● **WHAT THE TASK REQUIRES**
Every line below that holds the string "Wavelet" should be copied out.

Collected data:
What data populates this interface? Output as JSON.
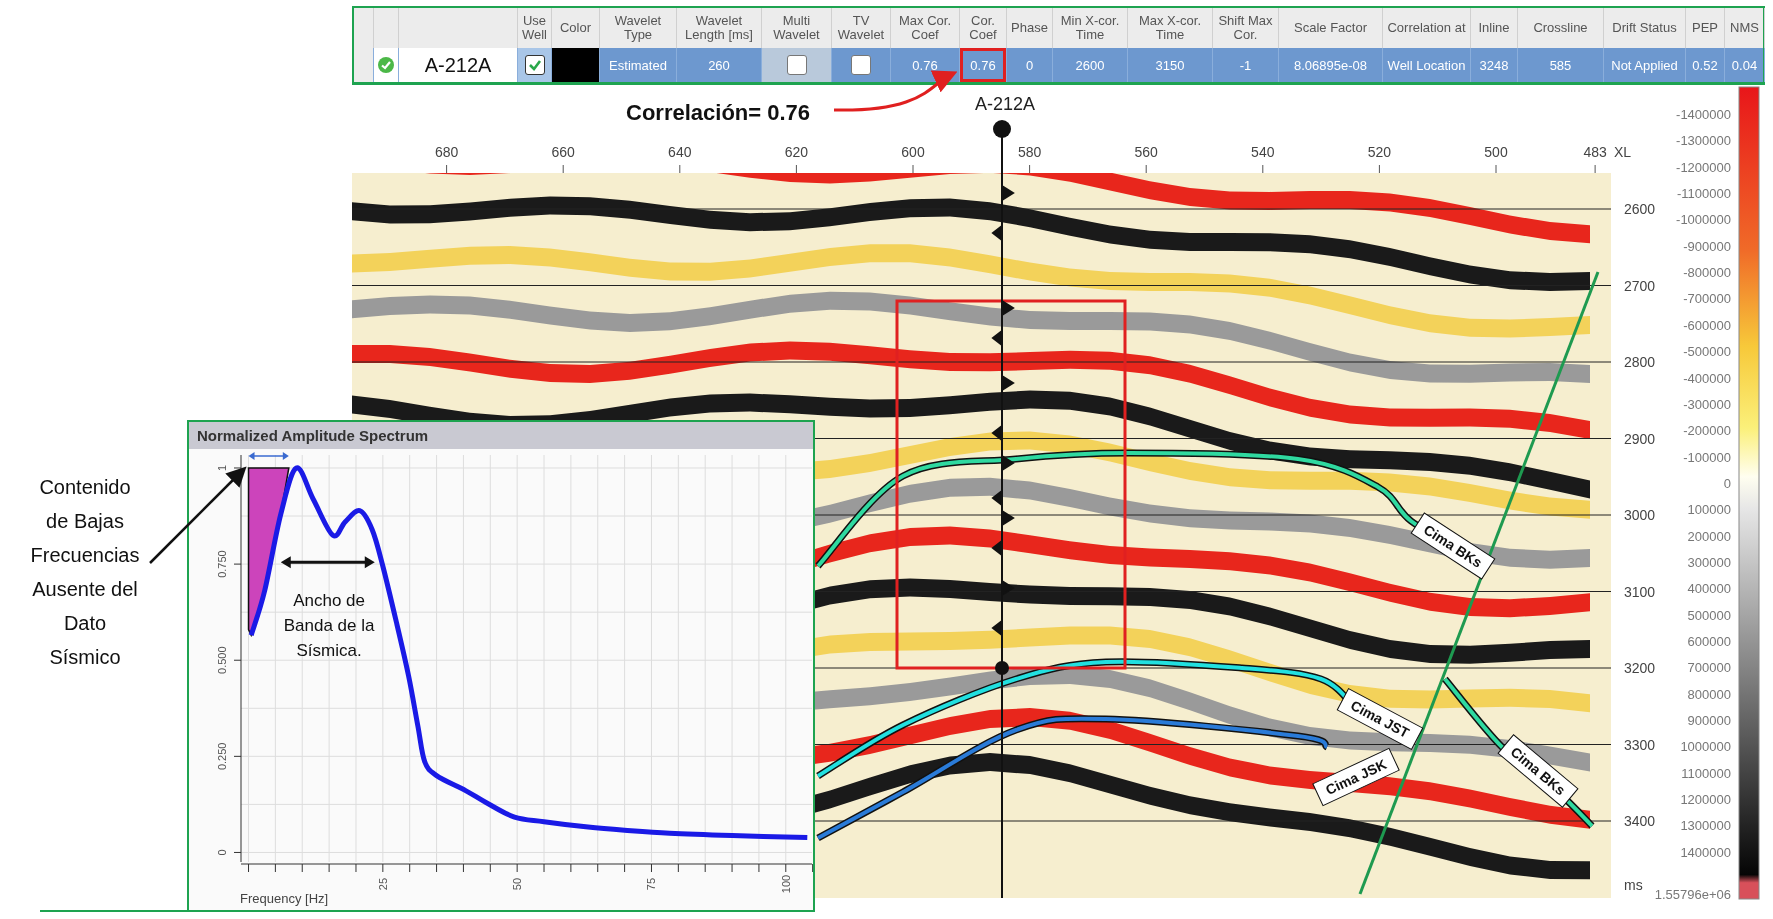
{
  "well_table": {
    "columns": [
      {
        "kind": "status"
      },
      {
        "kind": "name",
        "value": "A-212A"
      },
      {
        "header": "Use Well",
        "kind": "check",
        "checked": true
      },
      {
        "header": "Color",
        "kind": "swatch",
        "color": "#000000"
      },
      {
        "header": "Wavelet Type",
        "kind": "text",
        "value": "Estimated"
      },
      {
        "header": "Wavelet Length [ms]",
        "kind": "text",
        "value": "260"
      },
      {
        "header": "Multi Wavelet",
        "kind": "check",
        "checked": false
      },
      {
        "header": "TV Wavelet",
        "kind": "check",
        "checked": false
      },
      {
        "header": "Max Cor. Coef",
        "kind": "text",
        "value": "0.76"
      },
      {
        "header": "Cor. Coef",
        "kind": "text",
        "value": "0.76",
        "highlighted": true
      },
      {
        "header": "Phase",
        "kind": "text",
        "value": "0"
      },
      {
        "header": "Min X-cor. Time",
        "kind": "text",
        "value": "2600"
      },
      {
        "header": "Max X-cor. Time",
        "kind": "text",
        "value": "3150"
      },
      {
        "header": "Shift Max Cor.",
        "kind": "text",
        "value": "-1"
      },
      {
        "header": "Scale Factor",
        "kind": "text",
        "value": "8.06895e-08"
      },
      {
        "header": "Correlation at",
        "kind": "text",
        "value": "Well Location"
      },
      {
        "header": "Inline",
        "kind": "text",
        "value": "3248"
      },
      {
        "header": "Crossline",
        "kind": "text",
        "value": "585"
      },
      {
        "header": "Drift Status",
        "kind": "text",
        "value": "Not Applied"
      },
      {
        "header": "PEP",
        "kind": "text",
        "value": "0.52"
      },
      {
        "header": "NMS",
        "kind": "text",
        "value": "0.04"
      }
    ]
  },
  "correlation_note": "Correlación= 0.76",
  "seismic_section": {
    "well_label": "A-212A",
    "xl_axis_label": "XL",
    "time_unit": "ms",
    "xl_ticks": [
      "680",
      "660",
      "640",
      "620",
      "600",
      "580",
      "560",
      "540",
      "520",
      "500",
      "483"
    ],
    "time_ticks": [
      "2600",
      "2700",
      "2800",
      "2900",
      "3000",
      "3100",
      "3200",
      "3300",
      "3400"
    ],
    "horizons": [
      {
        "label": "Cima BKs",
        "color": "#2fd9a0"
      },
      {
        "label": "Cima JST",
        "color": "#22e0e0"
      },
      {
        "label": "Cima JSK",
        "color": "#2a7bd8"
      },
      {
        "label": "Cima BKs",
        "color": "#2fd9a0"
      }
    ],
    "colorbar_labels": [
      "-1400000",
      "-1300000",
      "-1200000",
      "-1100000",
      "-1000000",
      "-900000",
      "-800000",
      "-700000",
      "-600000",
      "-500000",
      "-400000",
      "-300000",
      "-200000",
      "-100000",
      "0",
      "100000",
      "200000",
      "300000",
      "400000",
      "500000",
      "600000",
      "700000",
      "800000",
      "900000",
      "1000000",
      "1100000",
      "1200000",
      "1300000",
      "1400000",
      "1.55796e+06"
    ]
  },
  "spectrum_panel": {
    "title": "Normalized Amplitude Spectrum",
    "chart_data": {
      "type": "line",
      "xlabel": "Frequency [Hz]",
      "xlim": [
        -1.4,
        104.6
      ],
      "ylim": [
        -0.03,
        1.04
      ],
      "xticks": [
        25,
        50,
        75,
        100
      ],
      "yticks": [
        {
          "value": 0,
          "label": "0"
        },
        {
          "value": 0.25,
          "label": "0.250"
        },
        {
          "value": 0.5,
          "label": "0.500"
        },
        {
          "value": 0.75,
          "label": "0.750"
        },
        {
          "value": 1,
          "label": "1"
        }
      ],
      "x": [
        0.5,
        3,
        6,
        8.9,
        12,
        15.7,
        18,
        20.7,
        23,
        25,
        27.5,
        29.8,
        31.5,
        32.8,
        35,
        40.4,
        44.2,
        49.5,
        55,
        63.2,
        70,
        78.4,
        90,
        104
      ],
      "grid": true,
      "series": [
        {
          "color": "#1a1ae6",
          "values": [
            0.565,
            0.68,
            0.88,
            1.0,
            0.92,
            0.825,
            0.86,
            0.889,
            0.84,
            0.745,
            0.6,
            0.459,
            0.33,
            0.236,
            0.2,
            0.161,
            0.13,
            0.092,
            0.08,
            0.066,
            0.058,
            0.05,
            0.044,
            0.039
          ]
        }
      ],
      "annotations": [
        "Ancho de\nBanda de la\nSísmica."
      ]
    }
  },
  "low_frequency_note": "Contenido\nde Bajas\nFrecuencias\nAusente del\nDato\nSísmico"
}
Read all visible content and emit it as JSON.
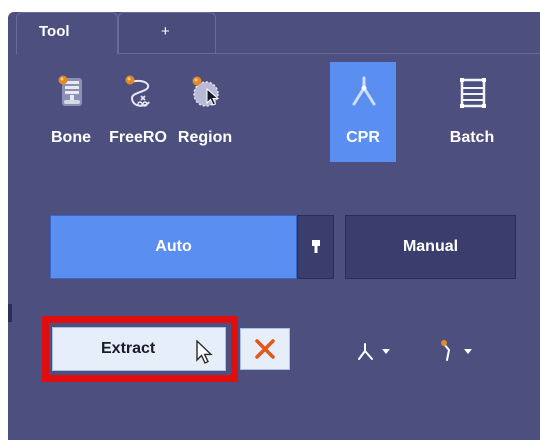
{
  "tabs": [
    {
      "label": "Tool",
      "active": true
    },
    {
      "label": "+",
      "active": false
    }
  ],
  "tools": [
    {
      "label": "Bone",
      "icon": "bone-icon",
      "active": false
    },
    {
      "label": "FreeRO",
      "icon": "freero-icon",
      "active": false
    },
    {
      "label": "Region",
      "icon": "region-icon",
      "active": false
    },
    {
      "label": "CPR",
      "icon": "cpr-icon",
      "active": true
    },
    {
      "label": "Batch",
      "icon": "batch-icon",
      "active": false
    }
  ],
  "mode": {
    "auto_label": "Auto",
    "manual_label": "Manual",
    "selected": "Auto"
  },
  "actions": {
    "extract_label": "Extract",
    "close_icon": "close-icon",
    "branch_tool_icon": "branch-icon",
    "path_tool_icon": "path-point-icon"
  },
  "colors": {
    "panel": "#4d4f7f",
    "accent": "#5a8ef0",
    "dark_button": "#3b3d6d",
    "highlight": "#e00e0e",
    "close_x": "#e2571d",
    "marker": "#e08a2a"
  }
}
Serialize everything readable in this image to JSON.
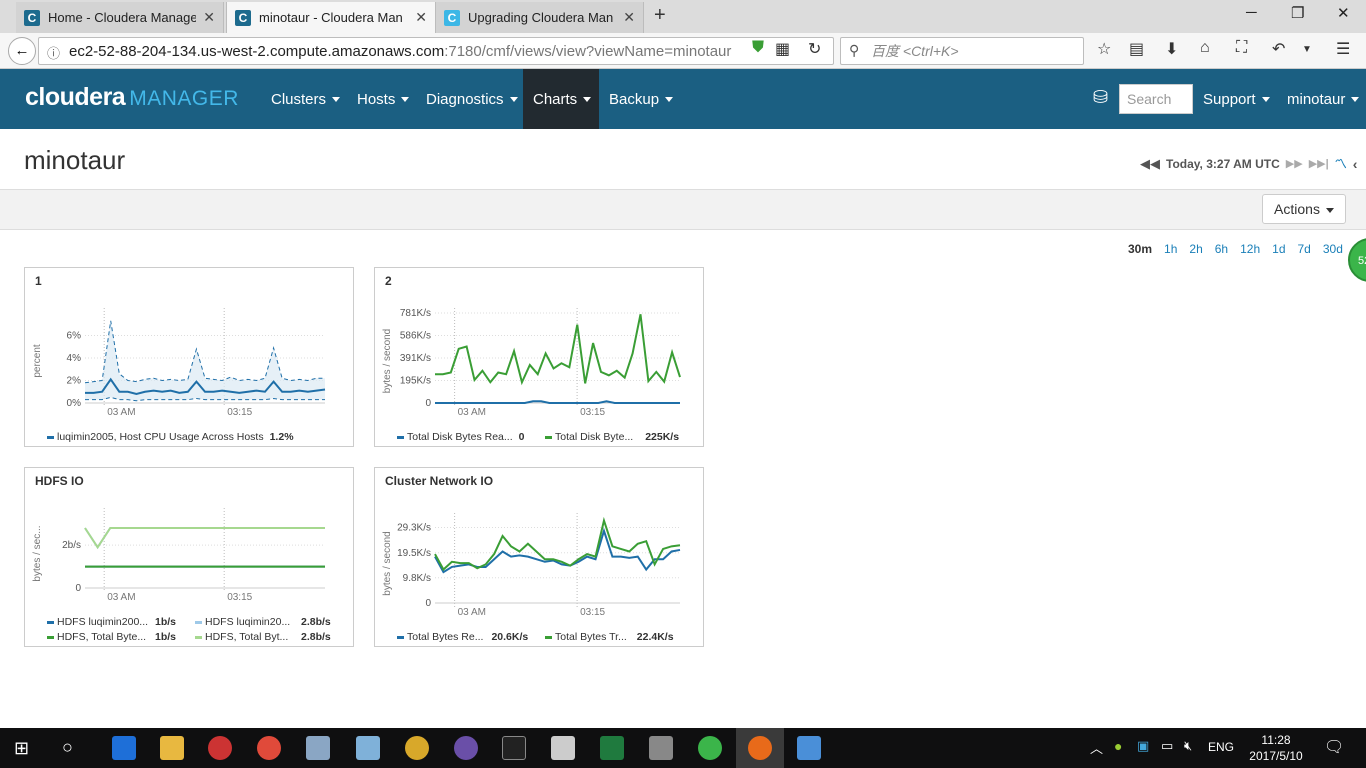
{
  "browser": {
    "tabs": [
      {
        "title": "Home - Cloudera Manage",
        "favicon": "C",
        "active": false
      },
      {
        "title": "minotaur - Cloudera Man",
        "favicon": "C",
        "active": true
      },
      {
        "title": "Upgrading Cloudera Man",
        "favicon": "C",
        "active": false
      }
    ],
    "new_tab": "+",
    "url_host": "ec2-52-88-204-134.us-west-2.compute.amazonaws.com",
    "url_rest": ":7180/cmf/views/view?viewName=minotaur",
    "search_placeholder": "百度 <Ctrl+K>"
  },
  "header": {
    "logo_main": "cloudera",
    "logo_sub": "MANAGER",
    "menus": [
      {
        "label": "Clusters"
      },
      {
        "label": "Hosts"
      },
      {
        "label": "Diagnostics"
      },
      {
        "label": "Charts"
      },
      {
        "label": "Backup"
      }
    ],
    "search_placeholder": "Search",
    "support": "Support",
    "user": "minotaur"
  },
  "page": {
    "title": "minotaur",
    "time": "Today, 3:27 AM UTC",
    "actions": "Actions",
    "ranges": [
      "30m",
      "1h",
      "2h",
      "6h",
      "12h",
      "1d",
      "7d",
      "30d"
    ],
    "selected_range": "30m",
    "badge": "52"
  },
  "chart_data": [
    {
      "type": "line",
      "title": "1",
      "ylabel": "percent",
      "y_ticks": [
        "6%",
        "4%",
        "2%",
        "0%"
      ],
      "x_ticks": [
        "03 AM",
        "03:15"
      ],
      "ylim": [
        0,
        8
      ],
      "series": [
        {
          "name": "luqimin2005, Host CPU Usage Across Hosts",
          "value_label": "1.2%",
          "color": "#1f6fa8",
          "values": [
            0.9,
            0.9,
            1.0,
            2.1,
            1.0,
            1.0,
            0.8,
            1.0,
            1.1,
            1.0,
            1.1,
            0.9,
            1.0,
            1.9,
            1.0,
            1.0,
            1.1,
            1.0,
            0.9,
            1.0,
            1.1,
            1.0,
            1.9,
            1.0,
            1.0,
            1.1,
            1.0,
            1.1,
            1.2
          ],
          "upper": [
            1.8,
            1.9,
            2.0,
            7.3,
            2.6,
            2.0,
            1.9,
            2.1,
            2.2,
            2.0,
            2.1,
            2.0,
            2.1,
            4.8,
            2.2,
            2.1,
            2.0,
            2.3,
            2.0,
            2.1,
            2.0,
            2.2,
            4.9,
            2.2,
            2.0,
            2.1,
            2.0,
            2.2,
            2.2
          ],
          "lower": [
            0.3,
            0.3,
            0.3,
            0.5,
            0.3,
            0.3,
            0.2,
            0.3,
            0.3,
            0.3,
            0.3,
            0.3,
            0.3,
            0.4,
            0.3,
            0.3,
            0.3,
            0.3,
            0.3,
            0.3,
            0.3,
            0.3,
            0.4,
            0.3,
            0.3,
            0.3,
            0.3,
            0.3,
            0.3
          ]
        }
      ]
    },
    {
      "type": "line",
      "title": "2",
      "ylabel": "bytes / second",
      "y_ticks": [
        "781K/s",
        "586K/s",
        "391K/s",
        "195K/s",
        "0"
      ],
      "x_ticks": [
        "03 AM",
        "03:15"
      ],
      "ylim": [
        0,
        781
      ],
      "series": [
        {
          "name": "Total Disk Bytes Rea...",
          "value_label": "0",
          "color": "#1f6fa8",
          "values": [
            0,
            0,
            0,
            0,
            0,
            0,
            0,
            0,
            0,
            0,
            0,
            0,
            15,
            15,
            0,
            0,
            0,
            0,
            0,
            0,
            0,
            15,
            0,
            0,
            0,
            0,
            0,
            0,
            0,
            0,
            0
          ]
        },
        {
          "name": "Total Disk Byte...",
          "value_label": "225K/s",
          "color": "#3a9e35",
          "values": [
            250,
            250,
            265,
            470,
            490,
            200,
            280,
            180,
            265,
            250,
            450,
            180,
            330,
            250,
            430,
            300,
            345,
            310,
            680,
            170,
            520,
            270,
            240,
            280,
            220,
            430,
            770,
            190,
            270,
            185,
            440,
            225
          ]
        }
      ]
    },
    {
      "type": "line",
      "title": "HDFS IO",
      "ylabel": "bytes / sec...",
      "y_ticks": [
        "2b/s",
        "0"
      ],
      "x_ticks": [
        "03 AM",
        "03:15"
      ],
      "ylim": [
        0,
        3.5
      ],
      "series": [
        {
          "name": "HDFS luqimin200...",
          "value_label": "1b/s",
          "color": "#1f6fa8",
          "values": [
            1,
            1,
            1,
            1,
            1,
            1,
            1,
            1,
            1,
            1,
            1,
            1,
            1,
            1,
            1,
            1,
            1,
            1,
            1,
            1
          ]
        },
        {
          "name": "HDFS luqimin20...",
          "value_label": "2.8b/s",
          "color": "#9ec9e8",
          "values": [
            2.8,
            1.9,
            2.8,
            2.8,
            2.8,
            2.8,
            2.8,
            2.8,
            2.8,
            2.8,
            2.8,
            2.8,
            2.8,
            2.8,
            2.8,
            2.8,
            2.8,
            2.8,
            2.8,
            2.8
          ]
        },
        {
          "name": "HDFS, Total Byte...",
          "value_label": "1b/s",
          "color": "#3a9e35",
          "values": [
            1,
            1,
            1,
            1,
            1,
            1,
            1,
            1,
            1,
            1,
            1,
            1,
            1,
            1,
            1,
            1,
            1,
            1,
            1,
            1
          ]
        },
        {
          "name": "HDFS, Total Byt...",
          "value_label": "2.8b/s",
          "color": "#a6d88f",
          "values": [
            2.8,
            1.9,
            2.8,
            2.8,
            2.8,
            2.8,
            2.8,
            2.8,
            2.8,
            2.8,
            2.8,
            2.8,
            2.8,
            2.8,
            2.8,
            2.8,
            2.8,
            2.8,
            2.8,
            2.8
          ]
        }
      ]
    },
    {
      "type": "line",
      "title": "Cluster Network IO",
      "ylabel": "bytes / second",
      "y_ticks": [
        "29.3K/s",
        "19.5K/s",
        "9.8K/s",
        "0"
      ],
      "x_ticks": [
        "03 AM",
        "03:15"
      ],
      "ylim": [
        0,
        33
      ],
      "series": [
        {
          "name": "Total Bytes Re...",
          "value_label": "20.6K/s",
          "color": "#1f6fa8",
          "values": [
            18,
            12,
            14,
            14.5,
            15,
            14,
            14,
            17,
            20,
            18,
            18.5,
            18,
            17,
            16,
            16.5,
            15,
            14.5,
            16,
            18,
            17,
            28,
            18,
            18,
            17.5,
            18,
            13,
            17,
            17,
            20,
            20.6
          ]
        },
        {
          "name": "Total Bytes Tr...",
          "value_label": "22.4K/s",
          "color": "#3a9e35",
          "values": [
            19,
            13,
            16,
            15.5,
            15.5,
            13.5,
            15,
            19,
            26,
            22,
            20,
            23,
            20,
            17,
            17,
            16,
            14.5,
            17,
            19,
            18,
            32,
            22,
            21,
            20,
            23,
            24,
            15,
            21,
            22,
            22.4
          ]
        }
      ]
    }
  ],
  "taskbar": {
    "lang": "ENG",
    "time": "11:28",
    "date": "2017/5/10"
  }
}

● **WRITTEN SOLUTION**
        "header": "Wavelet Type",
        "header": "Wavelet Length [ms]",
        "header": "Multi Wavelet",
        "header": "TV Wavelet",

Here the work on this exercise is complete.